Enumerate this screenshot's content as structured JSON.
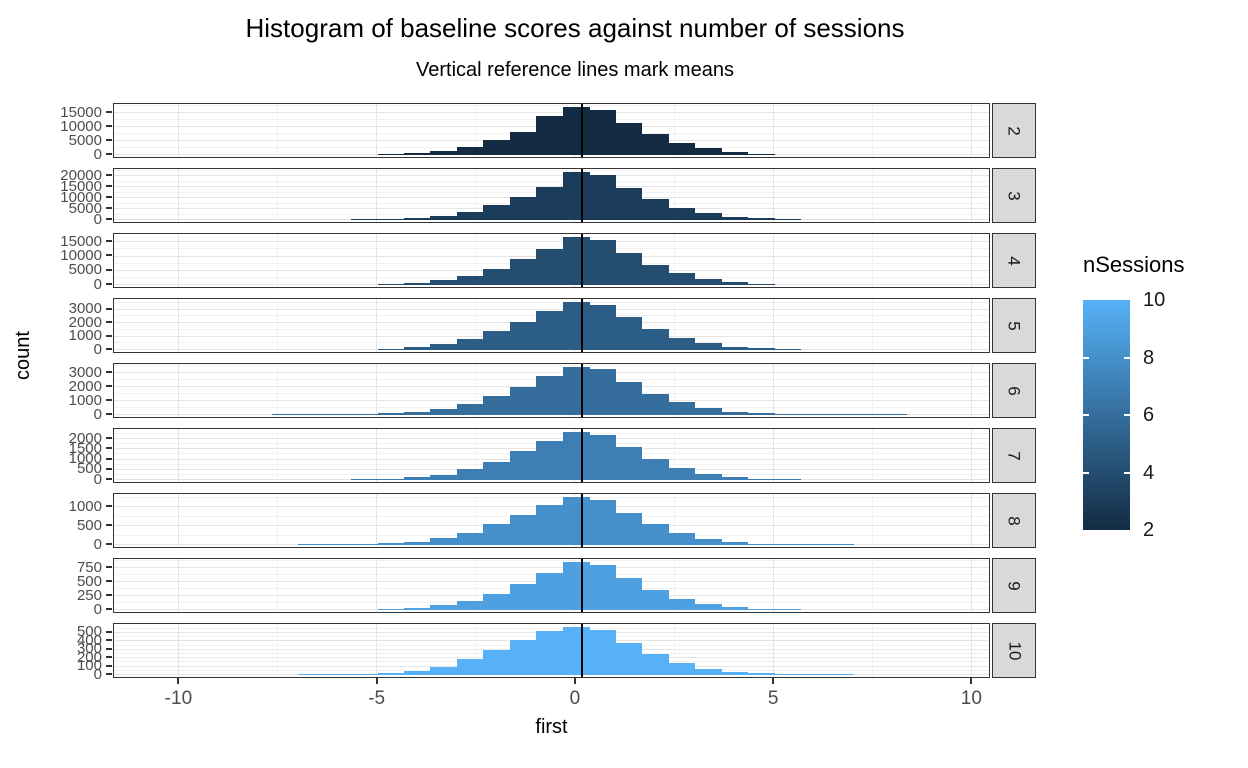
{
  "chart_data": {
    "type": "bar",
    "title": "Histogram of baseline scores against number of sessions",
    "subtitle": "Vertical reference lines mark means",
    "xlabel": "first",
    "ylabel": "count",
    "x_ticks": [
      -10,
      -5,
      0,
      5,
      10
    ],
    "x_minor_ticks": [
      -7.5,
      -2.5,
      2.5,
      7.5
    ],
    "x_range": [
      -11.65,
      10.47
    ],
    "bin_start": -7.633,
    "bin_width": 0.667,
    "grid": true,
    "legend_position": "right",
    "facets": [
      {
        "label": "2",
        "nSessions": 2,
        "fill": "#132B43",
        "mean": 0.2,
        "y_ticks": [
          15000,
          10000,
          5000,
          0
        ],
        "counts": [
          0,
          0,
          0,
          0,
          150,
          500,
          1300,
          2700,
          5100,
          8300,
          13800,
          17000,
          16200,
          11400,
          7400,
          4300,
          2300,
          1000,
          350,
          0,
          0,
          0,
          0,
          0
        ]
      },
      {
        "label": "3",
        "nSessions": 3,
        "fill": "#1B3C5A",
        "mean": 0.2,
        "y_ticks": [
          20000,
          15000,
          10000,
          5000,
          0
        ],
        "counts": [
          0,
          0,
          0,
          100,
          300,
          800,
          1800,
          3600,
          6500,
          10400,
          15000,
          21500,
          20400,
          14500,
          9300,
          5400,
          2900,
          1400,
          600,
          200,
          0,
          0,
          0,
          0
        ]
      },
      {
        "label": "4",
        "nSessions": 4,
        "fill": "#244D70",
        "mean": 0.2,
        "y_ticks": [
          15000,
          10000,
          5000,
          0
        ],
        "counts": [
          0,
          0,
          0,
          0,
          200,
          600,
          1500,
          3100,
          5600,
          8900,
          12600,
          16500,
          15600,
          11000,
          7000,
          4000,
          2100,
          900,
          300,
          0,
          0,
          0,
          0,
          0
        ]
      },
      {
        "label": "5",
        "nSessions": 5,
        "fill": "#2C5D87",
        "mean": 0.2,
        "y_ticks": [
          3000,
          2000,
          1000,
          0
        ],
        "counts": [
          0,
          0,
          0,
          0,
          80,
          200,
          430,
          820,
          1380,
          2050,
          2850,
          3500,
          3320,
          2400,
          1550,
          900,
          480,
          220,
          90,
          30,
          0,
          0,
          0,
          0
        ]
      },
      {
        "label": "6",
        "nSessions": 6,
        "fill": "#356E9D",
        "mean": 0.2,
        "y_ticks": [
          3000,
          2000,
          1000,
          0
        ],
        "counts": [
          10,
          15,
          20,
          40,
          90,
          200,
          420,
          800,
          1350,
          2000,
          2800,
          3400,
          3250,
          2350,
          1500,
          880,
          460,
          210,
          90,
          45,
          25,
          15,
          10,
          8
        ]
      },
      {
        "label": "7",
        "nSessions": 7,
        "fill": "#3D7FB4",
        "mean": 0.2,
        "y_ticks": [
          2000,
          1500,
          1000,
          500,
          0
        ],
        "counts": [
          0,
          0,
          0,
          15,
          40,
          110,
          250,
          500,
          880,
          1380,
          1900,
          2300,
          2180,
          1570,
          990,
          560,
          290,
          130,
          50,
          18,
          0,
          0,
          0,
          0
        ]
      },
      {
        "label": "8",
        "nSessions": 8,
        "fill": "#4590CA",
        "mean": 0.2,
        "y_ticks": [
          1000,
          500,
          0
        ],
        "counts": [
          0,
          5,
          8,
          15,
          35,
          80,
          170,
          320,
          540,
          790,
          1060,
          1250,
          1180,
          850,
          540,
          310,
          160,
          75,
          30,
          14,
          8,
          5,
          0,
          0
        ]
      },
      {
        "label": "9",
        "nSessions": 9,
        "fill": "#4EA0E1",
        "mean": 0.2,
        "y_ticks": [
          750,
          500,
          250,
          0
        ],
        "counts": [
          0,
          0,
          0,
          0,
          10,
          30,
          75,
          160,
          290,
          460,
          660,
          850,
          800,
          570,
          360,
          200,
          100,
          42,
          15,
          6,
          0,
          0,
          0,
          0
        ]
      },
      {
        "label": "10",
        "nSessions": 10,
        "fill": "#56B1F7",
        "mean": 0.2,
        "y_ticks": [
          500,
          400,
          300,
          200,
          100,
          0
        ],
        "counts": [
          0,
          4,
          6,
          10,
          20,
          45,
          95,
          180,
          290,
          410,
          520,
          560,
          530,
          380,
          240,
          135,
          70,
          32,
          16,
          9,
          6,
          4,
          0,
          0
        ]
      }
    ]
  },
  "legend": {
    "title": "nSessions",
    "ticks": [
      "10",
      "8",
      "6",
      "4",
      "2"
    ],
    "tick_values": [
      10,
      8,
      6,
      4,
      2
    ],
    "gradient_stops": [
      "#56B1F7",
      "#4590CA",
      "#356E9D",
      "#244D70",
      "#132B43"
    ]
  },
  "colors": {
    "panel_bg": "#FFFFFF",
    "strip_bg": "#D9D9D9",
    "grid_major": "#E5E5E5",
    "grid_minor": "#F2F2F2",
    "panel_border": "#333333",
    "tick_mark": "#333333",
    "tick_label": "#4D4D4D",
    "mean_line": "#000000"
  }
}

==

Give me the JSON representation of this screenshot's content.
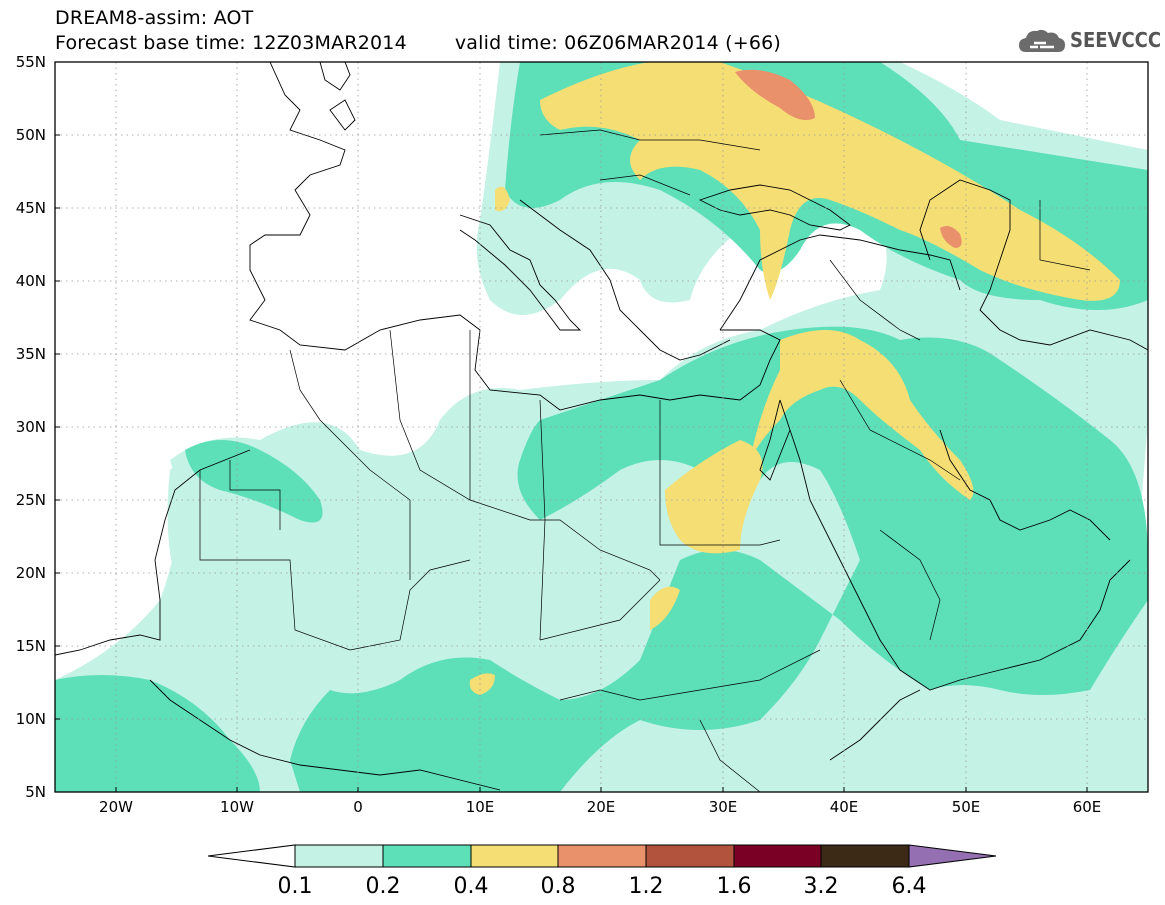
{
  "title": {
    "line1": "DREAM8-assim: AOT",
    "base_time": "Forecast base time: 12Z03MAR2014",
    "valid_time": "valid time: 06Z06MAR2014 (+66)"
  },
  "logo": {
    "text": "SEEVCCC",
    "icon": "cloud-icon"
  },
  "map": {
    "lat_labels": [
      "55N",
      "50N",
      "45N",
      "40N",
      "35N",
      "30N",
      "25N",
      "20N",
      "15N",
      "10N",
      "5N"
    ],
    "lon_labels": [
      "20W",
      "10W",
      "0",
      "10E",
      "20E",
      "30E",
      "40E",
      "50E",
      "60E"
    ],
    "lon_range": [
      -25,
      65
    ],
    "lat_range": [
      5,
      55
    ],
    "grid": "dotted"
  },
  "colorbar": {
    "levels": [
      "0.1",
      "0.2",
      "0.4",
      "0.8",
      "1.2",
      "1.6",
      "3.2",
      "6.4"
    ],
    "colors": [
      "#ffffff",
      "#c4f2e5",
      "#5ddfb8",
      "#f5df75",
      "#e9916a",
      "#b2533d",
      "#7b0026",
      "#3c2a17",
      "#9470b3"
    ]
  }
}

---

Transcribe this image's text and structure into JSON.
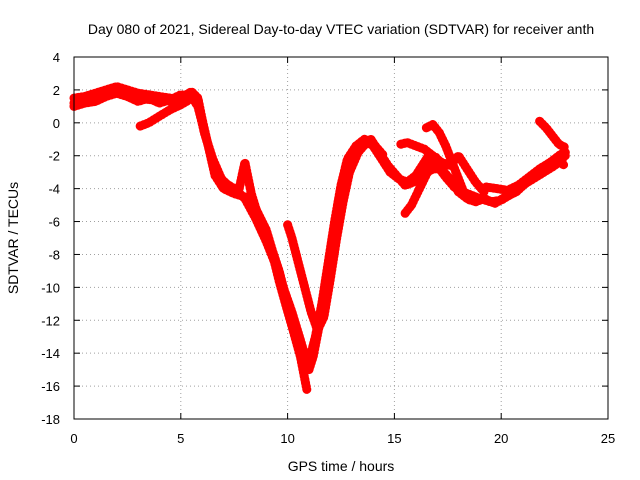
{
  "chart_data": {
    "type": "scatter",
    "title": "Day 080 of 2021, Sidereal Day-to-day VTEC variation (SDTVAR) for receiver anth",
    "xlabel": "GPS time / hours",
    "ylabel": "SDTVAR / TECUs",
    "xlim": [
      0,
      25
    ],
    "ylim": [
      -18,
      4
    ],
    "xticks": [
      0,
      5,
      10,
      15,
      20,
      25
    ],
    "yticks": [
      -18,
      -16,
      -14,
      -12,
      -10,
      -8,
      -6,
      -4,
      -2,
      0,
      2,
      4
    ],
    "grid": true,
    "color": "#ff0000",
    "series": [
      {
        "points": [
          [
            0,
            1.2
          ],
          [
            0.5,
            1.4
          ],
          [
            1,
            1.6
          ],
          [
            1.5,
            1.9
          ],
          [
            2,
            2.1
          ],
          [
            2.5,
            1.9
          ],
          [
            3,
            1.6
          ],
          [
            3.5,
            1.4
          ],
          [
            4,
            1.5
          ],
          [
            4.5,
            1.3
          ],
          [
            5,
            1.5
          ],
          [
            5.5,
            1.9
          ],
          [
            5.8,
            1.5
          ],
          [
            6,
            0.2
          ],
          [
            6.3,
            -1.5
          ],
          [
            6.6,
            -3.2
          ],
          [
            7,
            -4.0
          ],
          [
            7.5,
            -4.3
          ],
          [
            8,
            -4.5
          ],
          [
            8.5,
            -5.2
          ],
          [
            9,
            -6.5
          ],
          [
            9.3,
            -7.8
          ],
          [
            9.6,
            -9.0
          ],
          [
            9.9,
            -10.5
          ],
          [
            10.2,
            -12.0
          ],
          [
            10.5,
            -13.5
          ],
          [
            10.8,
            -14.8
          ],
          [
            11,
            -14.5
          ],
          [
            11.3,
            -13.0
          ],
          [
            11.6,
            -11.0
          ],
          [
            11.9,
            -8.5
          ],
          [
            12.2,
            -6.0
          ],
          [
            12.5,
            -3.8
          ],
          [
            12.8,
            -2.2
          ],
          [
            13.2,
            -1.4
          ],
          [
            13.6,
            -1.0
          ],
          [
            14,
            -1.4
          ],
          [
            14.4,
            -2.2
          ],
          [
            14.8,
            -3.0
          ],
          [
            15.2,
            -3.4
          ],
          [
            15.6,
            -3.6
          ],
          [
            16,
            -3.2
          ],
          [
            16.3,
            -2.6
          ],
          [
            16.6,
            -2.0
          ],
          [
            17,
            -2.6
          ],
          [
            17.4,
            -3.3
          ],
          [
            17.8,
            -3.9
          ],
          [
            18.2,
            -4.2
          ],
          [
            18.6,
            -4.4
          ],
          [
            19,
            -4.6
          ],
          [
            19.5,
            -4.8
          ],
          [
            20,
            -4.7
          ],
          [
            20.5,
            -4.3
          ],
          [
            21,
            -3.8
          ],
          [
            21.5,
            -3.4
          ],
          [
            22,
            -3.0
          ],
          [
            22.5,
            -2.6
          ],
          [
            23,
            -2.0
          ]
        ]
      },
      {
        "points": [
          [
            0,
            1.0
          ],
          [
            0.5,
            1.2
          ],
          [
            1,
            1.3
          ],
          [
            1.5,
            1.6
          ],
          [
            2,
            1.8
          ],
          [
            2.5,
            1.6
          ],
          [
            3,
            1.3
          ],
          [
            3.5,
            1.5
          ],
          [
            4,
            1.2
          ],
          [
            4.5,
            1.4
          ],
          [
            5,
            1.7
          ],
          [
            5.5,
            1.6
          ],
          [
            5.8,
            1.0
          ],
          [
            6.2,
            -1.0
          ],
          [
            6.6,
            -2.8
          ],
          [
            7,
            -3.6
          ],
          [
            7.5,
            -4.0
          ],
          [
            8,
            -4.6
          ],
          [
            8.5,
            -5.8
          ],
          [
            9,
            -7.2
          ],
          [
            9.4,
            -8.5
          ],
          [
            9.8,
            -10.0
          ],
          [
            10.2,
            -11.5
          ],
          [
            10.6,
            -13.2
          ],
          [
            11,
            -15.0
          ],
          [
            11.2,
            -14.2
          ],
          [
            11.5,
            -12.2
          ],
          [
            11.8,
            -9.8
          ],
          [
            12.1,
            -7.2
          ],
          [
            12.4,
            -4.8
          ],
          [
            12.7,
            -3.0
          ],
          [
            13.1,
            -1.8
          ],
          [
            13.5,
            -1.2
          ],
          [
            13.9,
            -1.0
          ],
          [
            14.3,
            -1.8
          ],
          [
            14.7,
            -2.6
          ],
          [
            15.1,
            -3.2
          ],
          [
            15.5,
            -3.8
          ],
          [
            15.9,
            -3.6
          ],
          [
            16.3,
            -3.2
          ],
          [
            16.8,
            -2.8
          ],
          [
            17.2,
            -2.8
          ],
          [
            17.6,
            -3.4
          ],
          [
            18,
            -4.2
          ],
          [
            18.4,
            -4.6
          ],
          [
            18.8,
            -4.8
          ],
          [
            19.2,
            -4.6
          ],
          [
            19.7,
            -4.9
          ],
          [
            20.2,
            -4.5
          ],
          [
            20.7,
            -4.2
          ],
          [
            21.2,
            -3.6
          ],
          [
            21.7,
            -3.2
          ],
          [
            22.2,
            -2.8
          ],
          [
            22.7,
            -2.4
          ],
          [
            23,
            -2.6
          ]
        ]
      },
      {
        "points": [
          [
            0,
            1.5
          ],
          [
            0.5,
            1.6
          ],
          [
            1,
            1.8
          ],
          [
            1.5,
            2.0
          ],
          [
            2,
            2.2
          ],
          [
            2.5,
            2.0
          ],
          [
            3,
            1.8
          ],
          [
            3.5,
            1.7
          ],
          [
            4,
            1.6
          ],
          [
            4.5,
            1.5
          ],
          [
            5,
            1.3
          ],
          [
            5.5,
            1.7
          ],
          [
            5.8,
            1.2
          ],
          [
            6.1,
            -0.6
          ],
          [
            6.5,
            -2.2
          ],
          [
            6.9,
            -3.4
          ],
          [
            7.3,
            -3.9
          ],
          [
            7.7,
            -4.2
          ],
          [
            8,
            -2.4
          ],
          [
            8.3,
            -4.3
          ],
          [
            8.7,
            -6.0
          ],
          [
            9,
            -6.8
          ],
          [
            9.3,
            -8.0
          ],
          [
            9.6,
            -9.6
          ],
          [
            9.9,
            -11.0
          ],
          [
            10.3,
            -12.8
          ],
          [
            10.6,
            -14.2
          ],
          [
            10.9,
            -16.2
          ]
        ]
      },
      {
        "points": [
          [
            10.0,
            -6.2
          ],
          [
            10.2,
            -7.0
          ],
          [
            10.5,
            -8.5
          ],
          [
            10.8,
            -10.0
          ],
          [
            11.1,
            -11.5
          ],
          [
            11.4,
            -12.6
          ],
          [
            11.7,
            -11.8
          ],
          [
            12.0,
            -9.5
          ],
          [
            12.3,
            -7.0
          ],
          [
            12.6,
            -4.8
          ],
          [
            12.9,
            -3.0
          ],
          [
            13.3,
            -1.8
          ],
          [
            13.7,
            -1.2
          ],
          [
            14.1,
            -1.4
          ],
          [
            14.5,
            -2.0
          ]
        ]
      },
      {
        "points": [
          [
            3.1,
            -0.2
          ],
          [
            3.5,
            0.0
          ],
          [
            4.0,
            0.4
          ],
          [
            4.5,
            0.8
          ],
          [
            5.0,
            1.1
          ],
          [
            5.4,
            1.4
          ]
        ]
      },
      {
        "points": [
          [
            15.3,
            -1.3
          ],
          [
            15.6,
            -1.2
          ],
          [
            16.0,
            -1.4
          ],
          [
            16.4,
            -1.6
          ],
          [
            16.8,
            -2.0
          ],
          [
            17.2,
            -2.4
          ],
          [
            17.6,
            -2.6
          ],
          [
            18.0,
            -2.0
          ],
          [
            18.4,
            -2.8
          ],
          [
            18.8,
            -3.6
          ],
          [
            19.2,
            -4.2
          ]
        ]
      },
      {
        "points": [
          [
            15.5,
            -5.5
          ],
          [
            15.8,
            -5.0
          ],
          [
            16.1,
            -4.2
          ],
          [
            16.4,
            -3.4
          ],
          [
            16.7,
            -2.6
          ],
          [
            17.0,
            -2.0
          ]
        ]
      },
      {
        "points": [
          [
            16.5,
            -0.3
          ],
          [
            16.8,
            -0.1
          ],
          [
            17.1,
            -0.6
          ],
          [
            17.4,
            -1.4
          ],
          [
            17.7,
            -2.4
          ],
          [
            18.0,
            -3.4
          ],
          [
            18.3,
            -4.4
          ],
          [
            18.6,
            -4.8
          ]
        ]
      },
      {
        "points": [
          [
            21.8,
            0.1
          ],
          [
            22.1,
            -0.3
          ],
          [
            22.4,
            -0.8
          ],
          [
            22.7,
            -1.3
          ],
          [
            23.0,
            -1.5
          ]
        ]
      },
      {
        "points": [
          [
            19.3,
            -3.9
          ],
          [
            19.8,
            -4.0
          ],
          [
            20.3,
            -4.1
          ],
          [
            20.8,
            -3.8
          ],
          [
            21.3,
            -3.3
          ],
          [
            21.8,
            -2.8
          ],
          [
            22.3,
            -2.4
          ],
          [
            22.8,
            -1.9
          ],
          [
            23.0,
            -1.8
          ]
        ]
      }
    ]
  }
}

→ REQUIRED TASK: Looking at the data above, show all lines where the word "content" occurs.

→ RIGHT ANSWER:
Enumerate this screenshot's content as structured JSON.
Give me the JSON representation of this screenshot's content.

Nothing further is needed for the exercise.